— WHAT IS NEEDED —
Keep only the lines where "count" appears.

[Figure collection entries]
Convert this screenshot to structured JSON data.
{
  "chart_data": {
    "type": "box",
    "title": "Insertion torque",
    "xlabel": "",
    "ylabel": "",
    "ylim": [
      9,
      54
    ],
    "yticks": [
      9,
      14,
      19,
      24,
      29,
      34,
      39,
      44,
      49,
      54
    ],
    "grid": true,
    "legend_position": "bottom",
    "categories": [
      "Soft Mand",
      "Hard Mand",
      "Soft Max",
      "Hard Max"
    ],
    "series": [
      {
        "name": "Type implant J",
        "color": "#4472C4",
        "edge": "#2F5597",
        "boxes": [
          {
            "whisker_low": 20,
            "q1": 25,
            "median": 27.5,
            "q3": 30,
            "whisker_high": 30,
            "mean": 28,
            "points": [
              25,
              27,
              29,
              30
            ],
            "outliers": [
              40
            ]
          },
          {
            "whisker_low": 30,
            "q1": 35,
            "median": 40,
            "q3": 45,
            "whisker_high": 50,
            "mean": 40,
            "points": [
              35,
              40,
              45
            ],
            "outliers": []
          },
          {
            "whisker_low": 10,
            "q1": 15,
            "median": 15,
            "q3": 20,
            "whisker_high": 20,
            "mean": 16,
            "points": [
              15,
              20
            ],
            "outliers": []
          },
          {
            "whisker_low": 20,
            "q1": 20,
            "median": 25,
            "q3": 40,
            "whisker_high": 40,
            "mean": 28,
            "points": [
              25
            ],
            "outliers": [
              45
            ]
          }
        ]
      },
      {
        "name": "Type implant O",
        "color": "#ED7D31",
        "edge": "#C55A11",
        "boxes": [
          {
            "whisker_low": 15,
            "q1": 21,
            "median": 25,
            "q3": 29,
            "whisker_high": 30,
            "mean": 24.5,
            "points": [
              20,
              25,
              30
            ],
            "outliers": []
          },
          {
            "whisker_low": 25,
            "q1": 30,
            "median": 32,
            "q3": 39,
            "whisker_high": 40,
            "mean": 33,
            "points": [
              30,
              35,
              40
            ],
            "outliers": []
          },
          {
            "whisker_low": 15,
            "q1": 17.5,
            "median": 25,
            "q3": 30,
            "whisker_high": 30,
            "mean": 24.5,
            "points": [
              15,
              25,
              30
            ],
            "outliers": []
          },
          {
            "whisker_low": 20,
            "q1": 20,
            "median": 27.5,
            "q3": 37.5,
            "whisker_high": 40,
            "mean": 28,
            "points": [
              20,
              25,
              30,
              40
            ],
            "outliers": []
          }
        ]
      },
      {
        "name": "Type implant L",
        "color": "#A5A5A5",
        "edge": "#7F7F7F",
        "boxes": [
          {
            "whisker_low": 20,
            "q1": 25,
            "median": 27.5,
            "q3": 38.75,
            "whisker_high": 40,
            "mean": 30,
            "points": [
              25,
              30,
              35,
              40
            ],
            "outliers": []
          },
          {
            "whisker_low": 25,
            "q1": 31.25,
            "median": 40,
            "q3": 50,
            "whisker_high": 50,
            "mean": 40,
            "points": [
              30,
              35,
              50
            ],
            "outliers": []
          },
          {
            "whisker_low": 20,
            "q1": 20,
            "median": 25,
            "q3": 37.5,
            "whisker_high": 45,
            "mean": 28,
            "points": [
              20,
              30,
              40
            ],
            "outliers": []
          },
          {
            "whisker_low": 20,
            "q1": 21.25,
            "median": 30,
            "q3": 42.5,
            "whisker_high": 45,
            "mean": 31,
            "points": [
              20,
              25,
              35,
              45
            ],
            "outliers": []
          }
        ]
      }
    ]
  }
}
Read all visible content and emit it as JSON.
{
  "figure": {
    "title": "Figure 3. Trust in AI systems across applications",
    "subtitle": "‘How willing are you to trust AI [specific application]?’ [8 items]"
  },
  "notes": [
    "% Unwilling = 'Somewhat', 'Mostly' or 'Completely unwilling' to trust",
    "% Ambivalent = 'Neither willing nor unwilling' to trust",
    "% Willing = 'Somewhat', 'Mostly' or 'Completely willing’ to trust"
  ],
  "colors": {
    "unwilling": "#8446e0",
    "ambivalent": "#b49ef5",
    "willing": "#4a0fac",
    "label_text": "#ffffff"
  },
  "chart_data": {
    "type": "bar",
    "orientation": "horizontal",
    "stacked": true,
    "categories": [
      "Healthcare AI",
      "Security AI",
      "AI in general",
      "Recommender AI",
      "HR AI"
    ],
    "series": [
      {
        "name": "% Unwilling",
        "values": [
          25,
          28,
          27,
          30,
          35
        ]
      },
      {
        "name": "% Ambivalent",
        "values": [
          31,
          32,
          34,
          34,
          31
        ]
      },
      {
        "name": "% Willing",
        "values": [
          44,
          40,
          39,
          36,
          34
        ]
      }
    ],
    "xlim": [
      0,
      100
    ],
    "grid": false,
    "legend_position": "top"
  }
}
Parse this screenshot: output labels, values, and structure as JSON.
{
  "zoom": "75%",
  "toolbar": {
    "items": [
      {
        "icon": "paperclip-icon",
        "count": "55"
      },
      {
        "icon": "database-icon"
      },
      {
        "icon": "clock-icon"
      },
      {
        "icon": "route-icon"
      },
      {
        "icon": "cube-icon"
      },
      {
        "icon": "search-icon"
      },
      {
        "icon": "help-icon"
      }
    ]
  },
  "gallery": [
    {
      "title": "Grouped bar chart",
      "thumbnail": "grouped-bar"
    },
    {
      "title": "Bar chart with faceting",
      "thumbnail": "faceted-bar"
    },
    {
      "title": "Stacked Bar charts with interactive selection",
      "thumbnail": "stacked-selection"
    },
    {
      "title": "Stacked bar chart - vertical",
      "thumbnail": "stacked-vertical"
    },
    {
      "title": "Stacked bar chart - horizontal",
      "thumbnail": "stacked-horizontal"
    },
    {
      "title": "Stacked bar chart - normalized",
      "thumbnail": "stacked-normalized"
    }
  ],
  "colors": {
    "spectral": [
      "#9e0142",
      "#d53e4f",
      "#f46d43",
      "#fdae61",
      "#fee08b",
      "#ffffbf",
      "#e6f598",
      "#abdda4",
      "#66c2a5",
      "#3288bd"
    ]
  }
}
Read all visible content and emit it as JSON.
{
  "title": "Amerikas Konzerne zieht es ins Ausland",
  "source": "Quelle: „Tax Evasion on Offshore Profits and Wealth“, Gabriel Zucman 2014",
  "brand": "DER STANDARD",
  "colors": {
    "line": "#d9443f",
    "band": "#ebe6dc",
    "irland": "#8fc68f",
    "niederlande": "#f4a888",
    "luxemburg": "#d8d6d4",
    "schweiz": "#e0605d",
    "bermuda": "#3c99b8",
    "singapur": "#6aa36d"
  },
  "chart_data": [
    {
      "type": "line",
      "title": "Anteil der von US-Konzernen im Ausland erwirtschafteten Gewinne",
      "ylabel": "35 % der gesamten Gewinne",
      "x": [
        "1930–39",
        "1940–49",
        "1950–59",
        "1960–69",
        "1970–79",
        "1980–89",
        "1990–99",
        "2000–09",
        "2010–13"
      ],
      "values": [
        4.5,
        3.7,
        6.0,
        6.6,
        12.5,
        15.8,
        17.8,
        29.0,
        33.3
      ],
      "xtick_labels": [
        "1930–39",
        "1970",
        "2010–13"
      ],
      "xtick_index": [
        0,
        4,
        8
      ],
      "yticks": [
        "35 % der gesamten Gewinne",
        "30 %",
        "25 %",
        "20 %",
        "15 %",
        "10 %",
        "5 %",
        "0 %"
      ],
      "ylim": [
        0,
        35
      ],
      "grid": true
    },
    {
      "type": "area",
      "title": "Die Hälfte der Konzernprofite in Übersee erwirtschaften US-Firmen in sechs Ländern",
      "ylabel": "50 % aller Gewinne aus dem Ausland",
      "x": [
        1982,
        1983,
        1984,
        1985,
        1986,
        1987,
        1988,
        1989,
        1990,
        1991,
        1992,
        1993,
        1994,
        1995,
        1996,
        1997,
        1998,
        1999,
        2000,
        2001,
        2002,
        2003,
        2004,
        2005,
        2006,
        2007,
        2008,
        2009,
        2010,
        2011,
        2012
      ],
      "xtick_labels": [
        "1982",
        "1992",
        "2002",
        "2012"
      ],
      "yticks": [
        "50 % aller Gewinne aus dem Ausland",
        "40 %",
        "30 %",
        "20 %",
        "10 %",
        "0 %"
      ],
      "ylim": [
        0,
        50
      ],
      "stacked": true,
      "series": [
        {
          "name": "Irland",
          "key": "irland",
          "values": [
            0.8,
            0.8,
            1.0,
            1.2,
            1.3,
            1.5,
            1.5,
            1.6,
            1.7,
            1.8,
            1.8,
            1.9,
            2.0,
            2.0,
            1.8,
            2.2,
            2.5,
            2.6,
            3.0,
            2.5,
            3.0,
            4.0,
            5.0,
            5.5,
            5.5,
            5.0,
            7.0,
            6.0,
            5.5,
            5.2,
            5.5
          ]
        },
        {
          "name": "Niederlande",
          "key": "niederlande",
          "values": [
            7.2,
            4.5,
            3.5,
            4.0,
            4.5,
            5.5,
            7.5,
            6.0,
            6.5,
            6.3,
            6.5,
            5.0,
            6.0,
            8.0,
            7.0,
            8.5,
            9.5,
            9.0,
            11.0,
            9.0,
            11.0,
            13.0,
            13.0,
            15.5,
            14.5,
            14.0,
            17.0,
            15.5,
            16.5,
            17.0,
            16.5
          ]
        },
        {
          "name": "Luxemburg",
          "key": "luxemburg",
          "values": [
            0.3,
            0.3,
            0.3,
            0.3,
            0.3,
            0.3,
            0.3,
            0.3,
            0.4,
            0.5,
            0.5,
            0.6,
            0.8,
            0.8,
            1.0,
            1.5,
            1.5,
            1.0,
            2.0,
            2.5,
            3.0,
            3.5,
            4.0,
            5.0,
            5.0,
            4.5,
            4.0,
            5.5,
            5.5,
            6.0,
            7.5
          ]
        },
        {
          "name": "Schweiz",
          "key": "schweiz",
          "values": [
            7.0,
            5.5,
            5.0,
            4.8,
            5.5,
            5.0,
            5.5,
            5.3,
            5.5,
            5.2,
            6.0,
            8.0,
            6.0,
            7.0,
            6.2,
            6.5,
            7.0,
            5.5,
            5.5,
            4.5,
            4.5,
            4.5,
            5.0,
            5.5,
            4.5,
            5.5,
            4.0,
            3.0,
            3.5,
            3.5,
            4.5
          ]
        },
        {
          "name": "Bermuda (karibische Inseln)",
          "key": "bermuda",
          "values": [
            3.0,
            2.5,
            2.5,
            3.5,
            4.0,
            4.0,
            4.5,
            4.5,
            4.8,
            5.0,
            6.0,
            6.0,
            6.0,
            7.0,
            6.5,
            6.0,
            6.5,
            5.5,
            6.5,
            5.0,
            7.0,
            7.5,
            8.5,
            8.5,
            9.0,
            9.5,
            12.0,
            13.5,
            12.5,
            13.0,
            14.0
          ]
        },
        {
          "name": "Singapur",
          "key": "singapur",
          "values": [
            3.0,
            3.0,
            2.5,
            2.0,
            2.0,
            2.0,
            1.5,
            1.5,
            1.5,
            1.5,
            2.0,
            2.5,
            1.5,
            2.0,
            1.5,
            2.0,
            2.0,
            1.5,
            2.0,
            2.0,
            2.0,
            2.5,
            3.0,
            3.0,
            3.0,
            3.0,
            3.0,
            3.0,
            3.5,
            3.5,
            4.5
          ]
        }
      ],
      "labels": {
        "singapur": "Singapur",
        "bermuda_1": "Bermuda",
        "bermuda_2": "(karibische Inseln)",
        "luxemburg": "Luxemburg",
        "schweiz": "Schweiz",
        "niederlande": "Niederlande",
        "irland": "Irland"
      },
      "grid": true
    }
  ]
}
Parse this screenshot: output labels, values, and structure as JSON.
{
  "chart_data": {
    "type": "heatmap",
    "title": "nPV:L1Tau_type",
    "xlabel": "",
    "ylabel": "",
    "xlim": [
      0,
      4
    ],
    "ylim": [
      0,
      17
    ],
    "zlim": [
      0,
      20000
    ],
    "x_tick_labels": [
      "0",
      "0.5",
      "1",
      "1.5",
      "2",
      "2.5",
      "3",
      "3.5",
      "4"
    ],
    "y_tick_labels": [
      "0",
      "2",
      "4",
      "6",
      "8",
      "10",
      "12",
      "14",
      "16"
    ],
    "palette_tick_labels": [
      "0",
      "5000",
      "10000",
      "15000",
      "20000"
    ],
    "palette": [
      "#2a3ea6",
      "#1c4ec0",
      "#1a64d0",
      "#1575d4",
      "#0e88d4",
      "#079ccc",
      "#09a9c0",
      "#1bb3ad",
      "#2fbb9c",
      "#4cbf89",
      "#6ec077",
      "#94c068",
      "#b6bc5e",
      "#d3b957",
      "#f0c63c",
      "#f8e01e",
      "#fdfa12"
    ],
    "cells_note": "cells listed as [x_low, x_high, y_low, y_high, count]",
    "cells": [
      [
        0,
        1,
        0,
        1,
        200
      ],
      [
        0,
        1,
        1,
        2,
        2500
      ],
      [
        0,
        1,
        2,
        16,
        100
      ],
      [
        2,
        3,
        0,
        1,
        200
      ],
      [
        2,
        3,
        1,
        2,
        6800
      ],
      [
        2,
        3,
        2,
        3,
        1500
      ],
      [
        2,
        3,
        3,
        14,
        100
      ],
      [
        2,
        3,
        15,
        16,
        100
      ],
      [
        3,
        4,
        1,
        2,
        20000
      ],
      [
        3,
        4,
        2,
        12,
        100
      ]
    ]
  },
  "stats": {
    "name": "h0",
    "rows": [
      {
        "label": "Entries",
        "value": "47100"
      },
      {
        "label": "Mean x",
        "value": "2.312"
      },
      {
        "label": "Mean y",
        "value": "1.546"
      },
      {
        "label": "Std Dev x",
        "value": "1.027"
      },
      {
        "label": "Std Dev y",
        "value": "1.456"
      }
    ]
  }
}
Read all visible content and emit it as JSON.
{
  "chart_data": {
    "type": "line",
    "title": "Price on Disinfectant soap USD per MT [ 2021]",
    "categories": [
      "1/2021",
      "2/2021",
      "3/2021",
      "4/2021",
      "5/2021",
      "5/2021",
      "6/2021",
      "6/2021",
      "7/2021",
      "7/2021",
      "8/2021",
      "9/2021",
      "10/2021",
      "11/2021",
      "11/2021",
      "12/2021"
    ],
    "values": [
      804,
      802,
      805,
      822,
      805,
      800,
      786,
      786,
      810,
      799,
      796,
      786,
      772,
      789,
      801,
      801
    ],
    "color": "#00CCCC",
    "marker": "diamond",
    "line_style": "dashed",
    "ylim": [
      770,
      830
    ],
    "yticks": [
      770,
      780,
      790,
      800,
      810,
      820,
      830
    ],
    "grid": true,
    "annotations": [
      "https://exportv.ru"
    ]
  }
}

— TASK OUTPUT —
        "count": "55"
    "cells_note": "cells listed as [x_low, x_high, y_low, y_high, count]",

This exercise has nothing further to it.